• [Exercise description]: Each record is to be printed again precisely as it reads.

[Stored entries]
==*==
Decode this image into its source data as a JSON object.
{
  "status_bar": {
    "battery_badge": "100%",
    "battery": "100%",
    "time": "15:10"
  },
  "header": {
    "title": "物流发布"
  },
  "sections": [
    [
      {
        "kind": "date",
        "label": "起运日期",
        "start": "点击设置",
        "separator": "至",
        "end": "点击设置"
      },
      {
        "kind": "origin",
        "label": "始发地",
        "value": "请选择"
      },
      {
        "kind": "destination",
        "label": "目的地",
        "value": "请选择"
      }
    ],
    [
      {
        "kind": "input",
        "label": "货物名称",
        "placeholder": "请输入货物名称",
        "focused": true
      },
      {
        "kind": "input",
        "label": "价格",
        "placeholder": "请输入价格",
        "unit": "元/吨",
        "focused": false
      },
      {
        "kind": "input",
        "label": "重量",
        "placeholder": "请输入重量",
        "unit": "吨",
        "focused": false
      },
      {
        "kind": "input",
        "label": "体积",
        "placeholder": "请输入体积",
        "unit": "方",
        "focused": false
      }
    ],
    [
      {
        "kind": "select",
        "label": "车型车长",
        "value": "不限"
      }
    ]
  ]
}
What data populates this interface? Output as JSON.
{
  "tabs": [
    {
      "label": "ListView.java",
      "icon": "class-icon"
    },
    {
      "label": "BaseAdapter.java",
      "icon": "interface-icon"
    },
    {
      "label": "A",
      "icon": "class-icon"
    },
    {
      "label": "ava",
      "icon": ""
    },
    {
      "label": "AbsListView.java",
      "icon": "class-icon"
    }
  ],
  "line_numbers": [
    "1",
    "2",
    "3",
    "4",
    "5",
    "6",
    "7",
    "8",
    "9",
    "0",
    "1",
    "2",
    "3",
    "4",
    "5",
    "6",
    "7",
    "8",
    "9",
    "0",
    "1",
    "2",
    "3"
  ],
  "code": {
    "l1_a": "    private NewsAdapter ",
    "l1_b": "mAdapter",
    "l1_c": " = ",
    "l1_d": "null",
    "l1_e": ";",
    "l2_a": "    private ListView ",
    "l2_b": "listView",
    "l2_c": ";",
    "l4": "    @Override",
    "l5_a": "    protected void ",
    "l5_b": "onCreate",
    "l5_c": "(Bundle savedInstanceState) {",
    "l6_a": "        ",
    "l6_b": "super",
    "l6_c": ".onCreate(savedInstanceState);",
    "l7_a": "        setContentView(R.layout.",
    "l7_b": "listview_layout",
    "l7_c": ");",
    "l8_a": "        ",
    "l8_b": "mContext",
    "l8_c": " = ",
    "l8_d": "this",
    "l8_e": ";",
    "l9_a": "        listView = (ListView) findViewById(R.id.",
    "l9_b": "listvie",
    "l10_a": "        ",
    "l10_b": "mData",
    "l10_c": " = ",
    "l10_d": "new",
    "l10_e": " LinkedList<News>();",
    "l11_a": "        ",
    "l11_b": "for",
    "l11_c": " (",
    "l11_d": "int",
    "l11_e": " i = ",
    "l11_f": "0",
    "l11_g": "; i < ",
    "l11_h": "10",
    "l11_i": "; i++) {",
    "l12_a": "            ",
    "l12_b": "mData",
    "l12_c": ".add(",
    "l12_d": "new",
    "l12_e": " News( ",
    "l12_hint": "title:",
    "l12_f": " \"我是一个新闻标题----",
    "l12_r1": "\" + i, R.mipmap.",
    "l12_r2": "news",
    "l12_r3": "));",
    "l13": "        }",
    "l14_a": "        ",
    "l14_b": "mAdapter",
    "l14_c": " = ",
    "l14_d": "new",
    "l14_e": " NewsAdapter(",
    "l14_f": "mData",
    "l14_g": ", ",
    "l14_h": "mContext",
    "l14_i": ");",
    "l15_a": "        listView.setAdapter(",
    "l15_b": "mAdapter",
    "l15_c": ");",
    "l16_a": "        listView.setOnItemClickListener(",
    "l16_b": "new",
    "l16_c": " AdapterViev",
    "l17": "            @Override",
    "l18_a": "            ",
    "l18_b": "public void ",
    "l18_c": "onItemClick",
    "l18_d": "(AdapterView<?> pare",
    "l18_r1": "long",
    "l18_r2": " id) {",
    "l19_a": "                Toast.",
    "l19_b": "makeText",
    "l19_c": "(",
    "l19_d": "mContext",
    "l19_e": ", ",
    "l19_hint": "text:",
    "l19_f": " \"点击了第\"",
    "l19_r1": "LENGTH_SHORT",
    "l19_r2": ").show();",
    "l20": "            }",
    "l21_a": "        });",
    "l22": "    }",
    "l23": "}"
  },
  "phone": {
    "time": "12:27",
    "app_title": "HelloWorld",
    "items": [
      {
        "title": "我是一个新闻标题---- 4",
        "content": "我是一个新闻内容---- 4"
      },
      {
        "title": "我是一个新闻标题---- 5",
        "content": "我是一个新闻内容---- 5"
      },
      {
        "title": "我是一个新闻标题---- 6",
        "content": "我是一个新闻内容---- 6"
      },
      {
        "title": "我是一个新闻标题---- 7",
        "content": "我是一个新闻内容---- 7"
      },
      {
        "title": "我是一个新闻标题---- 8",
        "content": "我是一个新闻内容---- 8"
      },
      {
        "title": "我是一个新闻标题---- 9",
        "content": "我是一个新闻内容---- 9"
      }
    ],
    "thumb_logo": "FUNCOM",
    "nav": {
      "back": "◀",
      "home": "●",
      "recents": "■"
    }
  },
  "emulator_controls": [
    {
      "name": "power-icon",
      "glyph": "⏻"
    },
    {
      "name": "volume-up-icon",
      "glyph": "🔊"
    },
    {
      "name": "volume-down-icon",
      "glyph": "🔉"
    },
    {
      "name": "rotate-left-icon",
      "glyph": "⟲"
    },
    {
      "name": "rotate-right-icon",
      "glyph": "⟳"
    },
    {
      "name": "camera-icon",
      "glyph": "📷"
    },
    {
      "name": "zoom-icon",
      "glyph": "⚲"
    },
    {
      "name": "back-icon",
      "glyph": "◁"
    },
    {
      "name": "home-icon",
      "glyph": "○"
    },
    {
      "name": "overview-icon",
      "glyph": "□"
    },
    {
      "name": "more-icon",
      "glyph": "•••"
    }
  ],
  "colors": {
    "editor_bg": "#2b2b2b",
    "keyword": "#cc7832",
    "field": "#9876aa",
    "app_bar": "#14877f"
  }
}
==*==
• [Solution for this task]:
Decode this image into its source data as a JSON object.
{
  "status_bar": {
    "battery_badge": "100%",
    "battery": "100%",
    "time": "15:10"
  },
  "header": {
    "title": "物流发布"
  },
  "sections": [
    [
      {
        "kind": "date",
        "label": "起运日期",
        "start": "点击设置",
        "separator": "至",
        "end": "点击设置"
      },
      {
        "kind": "origin",
        "label": "始发地",
        "value": "请选择"
      },
      {
        "kind": "destination",
        "label": "目的地",
        "value": "请选择"
      }
    ],
    [
      {
        "kind": "input",
        "label": "货物名称",
        "placeholder": "请输入货物名称",
        "focused": true
      },
      {
        "kind": "input",
        "label": "价格",
        "placeholder": "请输入价格",
        "unit": "元/吨",
        "focused": false
      },
      {
        "kind": "input",
        "label": "重量",
        "placeholder": "请输入重量",
        "unit": "吨",
        "focused": false
      },
      {
        "kind": "input",
        "label": "体积",
        "placeholder": "请输入体积",
        "unit": "方",
        "focused": false
      }
    ],
    [
      {
        "kind": "select",
        "label": "车型车长",
        "value": "不限"
      }
    ]
  ]
}
What data populates this interface? Output as JSON.
{
  "tabs": [
    {
      "label": "ListView.java",
      "icon": "class-icon"
    },
    {
      "label": "BaseAdapter.java",
      "icon": "interface-icon"
    },
    {
      "label": "A",
      "icon": "class-icon"
    },
    {
      "label": "ava",
      "icon": ""
    },
    {
      "label": "AbsListView.java",
      "icon": "class-icon"
    }
  ],
  "line_numbers": [
    "1",
    "2",
    "3",
    "4",
    "5",
    "6",
    "7",
    "8",
    "9",
    "0",
    "1",
    "2",
    "3",
    "4",
    "5",
    "6",
    "7",
    "8",
    "9",
    "0",
    "1",
    "2",
    "3"
  ],
  "code": {
    "l1_a": "    private NewsAdapter ",
    "l1_b": "mAdapter",
    "l1_c": " = ",
    "l1_d": "null",
    "l1_e": ";",
    "l2_a": "    private ListView ",
    "l2_b": "listView",
    "l2_c": ";",
    "l4": "    @Override",
    "l5_a": "    protected void ",
    "l5_b": "onCreate",
    "l5_c": "(Bundle savedInstanceState) {",
    "l6_a": "        ",
    "l6_b": "super",
    "l6_c": ".onCreate(savedInstanceState);",
    "l7_a": "        setContentView(R.layout.",
    "l7_b": "listview_layout",
    "l7_c": ");",
    "l8_a": "        ",
    "l8_b": "mContext",
    "l8_c": " = ",
    "l8_d": "this",
    "l8_e": ";",
    "l9_a": "        listView = (ListView) findViewById(R.id.",
    "l9_b": "listvie",
    "l10_a": "        ",
    "l10_b": "mData",
    "l10_c": " = ",
    "l10_d": "new",
    "l10_e": " LinkedList<News>();",
    "l11_a": "        ",
    "l11_b": "for",
    "l11_c": " (",
    "l11_d": "int",
    "l11_e": " i = ",
    "l11_f": "0",
    "l11_g": "; i < ",
    "l11_h": "10",
    "l11_i": "; i++) {",
    "l12_a": "            ",
    "l12_b": "mData",
    "l12_c": ".add(",
    "l12_d": "new",
    "l12_e": " News( ",
    "l12_hint": "title:",
    "l12_f": " \"我是一个新闻标题----",
    "l12_r1": "\" + i, R.mipmap.",
    "l12_r2": "news",
    "l12_r3": "));",
    "l13": "        }",
    "l14_a": "        ",
    "l14_b": "mAdapter",
    "l14_c": " = ",
    "l14_d": "new",
    "l14_e": " NewsAdapter(",
    "l14_f": "mData",
    "l14_g": ", ",
    "l14_h": "mContext",
    "l14_i": ");",
    "l15_a": "        listView.setAdapter(",
    "l15_b": "mAdapter",
    "l15_c": ");",
    "l16_a": "        listView.setOnItemClickListener(",
    "l16_b": "new",
    "l16_c": " AdapterViev",
    "l17": "            @Override",
    "l18_a": "            ",
    "l18_b": "public void ",
    "l18_c": "onItemClick",
    "l18_d": "(AdapterView<?> pare",
    "l18_r1": "long",
    "l18_r2": " id) {",
    "l19_a": "                Toast.",
    "l19_b": "makeText",
    "l19_c": "(",
    "l19_d": "mContext",
    "l19_e": ", ",
    "l19_hint": "text:",
    "l19_f": " \"点击了第\"",
    "l19_r1": "LENGTH_SHORT",
    "l19_r2": ").show();",
    "l20": "            }",
    "l21_a": "        });",
    "l22": "    }",
    "l23": "}"
  },
  "phone": {
    "time": "12:27",
    "app_title": "HelloWorld",
    "items": [
      {
        "title": "我是一个新闻标题---- 4",
        "content": "我是一个新闻内容---- 4"
      },
      {
        "title": "我是一个新闻标题---- 5",
        "content": "我是一个新闻内容---- 5"
      },
      {
        "title": "我是一个新闻标题---- 6",
        "content": "我是一个新闻内容---- 6"
      },
      {
        "title": "我是一个新闻标题---- 7",
        "content": "我是一个新闻内容---- 7"
      },
      {
        "title": "我是一个新闻标题---- 8",
        "content": "我是一个新闻内容---- 8"
      },
      {
        "title": "我是一个新闻标题---- 9",
        "content": "我是一个新闻内容---- 9"
      }
    ],
    "thumb_logo": "FUNCOM",
    "nav": {
      "back": "◀",
      "home": "●",
      "recents": "■"
    }
  },
  "emulator_controls": [
    {
      "name": "power-icon",
      "glyph": "⏻"
    },
    {
      "name": "volume-up-icon",
      "glyph": "🔊"
    },
    {
      "name": "volume-down-icon",
      "glyph": "🔉"
    },
    {
      "name": "rotate-left-icon",
      "glyph": "⟲"
    },
    {
      "name": "rotate-right-icon",
      "glyph": "⟳"
    },
    {
      "name": "camera-icon",
      "glyph": "📷"
    },
    {
      "name": "zoom-icon",
      "glyph": "⚲"
    },
    {
      "name": "back-icon",
      "glyph": "◁"
    },
    {
      "name": "home-icon",
      "glyph": "○"
    },
    {
      "name": "overview-icon",
      "glyph": "□"
    },
    {
      "name": "more-icon",
      "glyph": "•••"
    }
  ],
  "colors": {
    "editor_bg": "#2b2b2b",
    "keyword": "#cc7832",
    "field": "#9876aa",
    "app_bar": "#14877f"
  }
}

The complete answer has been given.